# [Dataset excerpts]
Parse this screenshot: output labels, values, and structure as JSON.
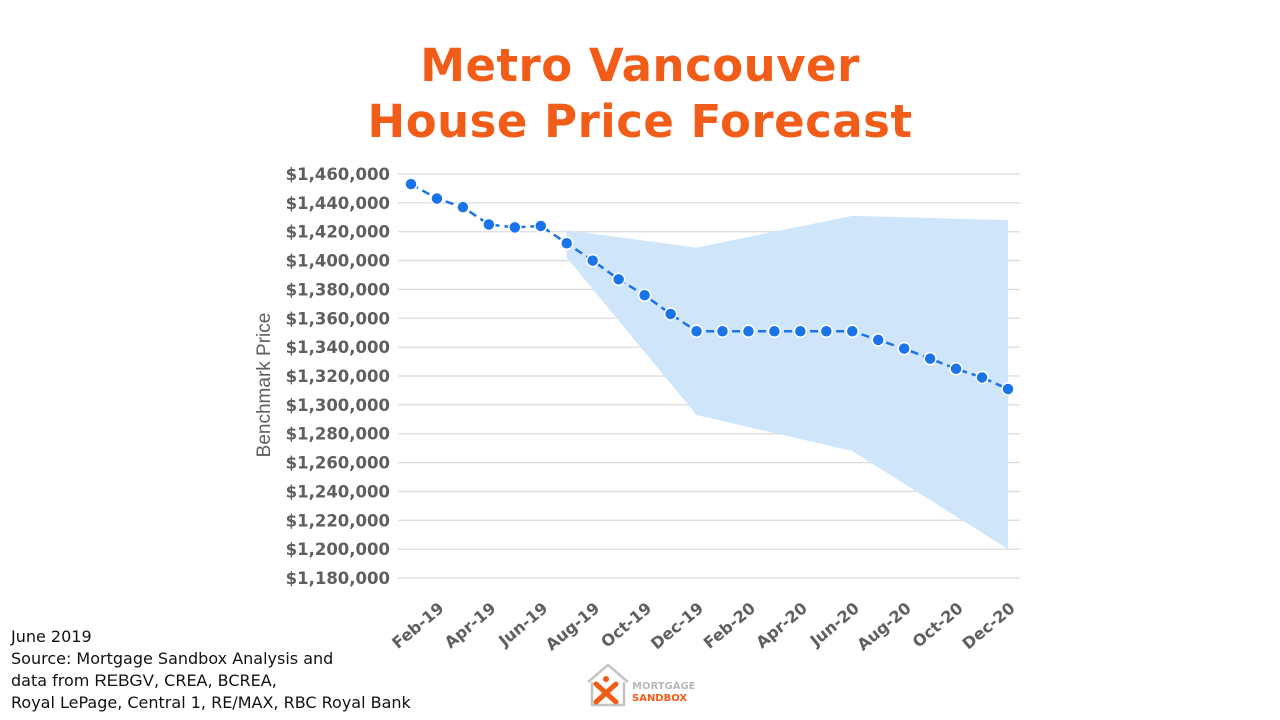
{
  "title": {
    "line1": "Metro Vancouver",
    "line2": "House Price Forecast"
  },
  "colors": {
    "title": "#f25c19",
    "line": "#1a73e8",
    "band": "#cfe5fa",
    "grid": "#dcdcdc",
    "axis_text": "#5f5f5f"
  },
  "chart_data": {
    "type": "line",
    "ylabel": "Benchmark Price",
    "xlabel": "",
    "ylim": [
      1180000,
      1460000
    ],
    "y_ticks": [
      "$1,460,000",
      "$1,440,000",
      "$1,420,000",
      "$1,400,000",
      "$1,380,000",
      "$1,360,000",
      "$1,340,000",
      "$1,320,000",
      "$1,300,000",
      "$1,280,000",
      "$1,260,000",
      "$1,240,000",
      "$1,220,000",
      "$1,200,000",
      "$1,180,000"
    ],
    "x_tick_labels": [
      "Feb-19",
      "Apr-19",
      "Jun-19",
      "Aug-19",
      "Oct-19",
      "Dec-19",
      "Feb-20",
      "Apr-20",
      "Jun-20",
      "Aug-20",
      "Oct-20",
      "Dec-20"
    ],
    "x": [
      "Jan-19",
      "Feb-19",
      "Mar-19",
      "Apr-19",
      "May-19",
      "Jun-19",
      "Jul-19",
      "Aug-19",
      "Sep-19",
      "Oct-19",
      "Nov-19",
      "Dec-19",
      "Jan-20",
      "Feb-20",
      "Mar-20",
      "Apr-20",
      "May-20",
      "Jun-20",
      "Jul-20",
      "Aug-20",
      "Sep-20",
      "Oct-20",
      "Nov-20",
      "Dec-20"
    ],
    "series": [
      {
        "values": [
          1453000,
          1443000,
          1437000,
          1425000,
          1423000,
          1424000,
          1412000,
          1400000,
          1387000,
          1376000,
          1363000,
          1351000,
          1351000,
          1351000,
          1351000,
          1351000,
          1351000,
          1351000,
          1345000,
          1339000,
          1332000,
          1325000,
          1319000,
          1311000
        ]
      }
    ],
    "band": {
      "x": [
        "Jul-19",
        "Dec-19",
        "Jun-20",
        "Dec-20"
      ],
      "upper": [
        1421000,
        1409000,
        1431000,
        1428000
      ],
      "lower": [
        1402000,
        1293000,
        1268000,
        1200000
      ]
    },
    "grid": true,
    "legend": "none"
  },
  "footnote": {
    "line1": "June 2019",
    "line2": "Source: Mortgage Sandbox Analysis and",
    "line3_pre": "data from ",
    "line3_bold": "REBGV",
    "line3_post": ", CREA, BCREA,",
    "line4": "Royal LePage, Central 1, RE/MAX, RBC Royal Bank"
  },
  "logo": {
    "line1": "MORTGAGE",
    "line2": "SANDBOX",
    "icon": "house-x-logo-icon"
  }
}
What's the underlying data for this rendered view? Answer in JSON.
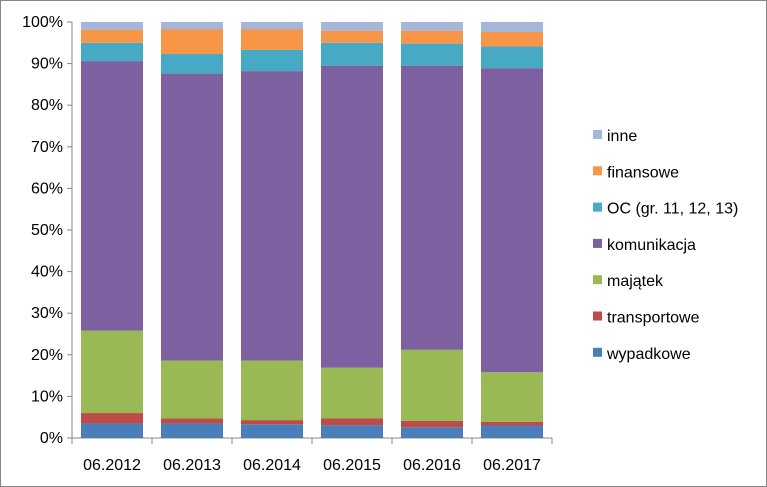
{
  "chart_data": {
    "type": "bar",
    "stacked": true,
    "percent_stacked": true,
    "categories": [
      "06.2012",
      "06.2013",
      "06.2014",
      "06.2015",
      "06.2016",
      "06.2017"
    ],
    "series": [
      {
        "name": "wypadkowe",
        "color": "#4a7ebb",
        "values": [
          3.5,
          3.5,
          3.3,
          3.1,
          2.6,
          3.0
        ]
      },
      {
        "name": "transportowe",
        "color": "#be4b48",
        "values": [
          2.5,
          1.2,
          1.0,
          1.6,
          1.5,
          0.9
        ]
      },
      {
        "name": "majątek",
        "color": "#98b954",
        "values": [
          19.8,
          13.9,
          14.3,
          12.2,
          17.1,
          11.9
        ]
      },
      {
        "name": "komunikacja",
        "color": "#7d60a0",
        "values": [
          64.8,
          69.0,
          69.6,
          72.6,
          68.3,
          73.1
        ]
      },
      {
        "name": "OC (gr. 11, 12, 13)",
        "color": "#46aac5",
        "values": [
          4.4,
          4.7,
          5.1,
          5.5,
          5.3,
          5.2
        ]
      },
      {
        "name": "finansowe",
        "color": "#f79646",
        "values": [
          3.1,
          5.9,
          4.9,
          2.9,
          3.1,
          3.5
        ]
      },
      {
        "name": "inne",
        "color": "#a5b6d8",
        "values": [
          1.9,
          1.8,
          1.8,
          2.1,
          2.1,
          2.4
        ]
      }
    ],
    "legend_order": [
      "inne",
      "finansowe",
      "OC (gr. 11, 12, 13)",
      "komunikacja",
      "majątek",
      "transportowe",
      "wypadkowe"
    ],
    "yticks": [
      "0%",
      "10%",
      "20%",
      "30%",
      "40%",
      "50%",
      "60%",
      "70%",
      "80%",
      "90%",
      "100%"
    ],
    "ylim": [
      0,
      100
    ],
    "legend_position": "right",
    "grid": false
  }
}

# [Given task]
Would you set down the listing exactly, omitting pictures?

# [Exercise response]
Parse this screenshot: output labels, values, and structure as JSON.
{
  "title": {
    "line1": "Metro Vancouver",
    "line2": "House Price Forecast"
  },
  "colors": {
    "title": "#f25c19",
    "line": "#1a73e8",
    "band": "#cfe5fa",
    "grid": "#dcdcdc",
    "axis_text": "#5f5f5f"
  },
  "chart_data": {
    "type": "line",
    "ylabel": "Benchmark Price",
    "xlabel": "",
    "ylim": [
      1180000,
      1460000
    ],
    "y_ticks": [
      "$1,460,000",
      "$1,440,000",
      "$1,420,000",
      "$1,400,000",
      "$1,380,000",
      "$1,360,000",
      "$1,340,000",
      "$1,320,000",
      "$1,300,000",
      "$1,280,000",
      "$1,260,000",
      "$1,240,000",
      "$1,220,000",
      "$1,200,000",
      "$1,180,000"
    ],
    "x_tick_labels": [
      "Feb-19",
      "Apr-19",
      "Jun-19",
      "Aug-19",
      "Oct-19",
      "Dec-19",
      "Feb-20",
      "Apr-20",
      "Jun-20",
      "Aug-20",
      "Oct-20",
      "Dec-20"
    ],
    "x": [
      "Jan-19",
      "Feb-19",
      "Mar-19",
      "Apr-19",
      "May-19",
      "Jun-19",
      "Jul-19",
      "Aug-19",
      "Sep-19",
      "Oct-19",
      "Nov-19",
      "Dec-19",
      "Jan-20",
      "Feb-20",
      "Mar-20",
      "Apr-20",
      "May-20",
      "Jun-20",
      "Jul-20",
      "Aug-20",
      "Sep-20",
      "Oct-20",
      "Nov-20",
      "Dec-20"
    ],
    "series": [
      {
        "values": [
          1453000,
          1443000,
          1437000,
          1425000,
          1423000,
          1424000,
          1412000,
          1400000,
          1387000,
          1376000,
          1363000,
          1351000,
          1351000,
          1351000,
          1351000,
          1351000,
          1351000,
          1351000,
          1345000,
          1339000,
          1332000,
          1325000,
          1319000,
          1311000
        ]
      }
    ],
    "band": {
      "x": [
        "Jul-19",
        "Dec-19",
        "Jun-20",
        "Dec-20"
      ],
      "upper": [
        1421000,
        1409000,
        1431000,
        1428000
      ],
      "lower": [
        1402000,
        1293000,
        1268000,
        1200000
      ]
    },
    "grid": true,
    "legend": "none"
  },
  "footnote": {
    "line1": "June 2019",
    "line2": "Source: Mortgage Sandbox Analysis and",
    "line3_pre": "data from ",
    "line3_bold": "REBGV",
    "line3_post": ", CREA, BCREA,",
    "line4": "Royal LePage, Central 1, RE/MAX, RBC Royal Bank"
  },
  "logo": {
    "line1": "MORTGAGE",
    "line2": "SANDBOX",
    "icon": "house-x-logo-icon"
  }
}
What's the underlying data for this rendered view? Answer in JSON.
{
  "chart_data": {
    "type": "bar",
    "stacked": true,
    "percent_stacked": true,
    "categories": [
      "06.2012",
      "06.2013",
      "06.2014",
      "06.2015",
      "06.2016",
      "06.2017"
    ],
    "series": [
      {
        "name": "wypadkowe",
        "color": "#4a7ebb",
        "values": [
          3.5,
          3.5,
          3.3,
          3.1,
          2.6,
          3.0
        ]
      },
      {
        "name": "transportowe",
        "color": "#be4b48",
        "values": [
          2.5,
          1.2,
          1.0,
          1.6,
          1.5,
          0.9
        ]
      },
      {
        "name": "majątek",
        "color": "#98b954",
        "values": [
          19.8,
          13.9,
          14.3,
          12.2,
          17.1,
          11.9
        ]
      },
      {
        "name": "komunikacja",
        "color": "#7d60a0",
        "values": [
          64.8,
          69.0,
          69.6,
          72.6,
          68.3,
          73.1
        ]
      },
      {
        "name": "OC (gr. 11, 12, 13)",
        "color": "#46aac5",
        "values": [
          4.4,
          4.7,
          5.1,
          5.5,
          5.3,
          5.2
        ]
      },
      {
        "name": "finansowe",
        "color": "#f79646",
        "values": [
          3.1,
          5.9,
          4.9,
          2.9,
          3.1,
          3.5
        ]
      },
      {
        "name": "inne",
        "color": "#a5b6d8",
        "values": [
          1.9,
          1.8,
          1.8,
          2.1,
          2.1,
          2.4
        ]
      }
    ],
    "legend_order": [
      "inne",
      "finansowe",
      "OC (gr. 11, 12, 13)",
      "komunikacja",
      "majątek",
      "transportowe",
      "wypadkowe"
    ],
    "yticks": [
      "0%",
      "10%",
      "20%",
      "30%",
      "40%",
      "50%",
      "60%",
      "70%",
      "80%",
      "90%",
      "100%"
    ],
    "ylim": [
      0,
      100
    ],
    "legend_position": "right",
    "grid": false
  }
}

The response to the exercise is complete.